• _DIRECTION_: Repeat every record below exactly as written.

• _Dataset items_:

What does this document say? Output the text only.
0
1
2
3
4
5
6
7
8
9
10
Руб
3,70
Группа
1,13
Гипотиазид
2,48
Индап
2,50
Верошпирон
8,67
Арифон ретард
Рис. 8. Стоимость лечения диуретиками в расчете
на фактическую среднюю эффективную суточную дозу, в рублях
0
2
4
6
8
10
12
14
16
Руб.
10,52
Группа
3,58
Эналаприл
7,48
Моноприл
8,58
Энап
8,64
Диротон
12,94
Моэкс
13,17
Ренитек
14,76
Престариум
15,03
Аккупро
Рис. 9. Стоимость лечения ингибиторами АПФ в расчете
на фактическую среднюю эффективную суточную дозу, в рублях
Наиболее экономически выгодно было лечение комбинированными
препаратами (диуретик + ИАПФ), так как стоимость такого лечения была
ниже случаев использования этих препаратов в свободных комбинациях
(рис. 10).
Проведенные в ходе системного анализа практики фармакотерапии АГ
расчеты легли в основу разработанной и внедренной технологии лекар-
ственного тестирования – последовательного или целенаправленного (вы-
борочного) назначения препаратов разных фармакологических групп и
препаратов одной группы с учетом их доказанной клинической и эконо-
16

• _OUTPUT OF THE TASK_:
What does this document say? Output the text only.
0
1
2
3
4
5
6
7
8
9
10
Руб
3,70
Группа
1,13
Гипотиазид
2,48
Индап
2,50
Верошпирон
8,67
Арифон ретард
Рис. 8. Стоимость лечения диуретиками в расчете
на фактическую среднюю эффективную суточную дозу, в рублях
0
2
4
6
8
10
12
14
16
Руб.
10,52
Группа
3,58
Эналаприл
7,48
Моноприл
8,58
Энап
8,64
Диротон
12,94
Моэкс
13,17
Ренитек
14,76
Престариум
15,03
Аккупро
Рис. 9. Стоимость лечения ингибиторами АПФ в расчете
на фактическую среднюю эффективную суточную дозу, в рублях
Наиболее экономически выгодно было лечение комбинированными
препаратами (диуретик + ИАПФ), так как стоимость такого лечения была
ниже случаев использования этих препаратов в свободных комбинациях
(рис. 10).
Проведенные в ходе системного анализа практики фармакотерапии АГ
расчеты легли в основу разработанной и внедренной технологии лекар-
ственного тестирования – последовательного или целенаправленного (вы-
борочного) назначения препаратов разных фармакологических групп и
препаратов одной группы с учетом их доказанной клинической и эконо-
16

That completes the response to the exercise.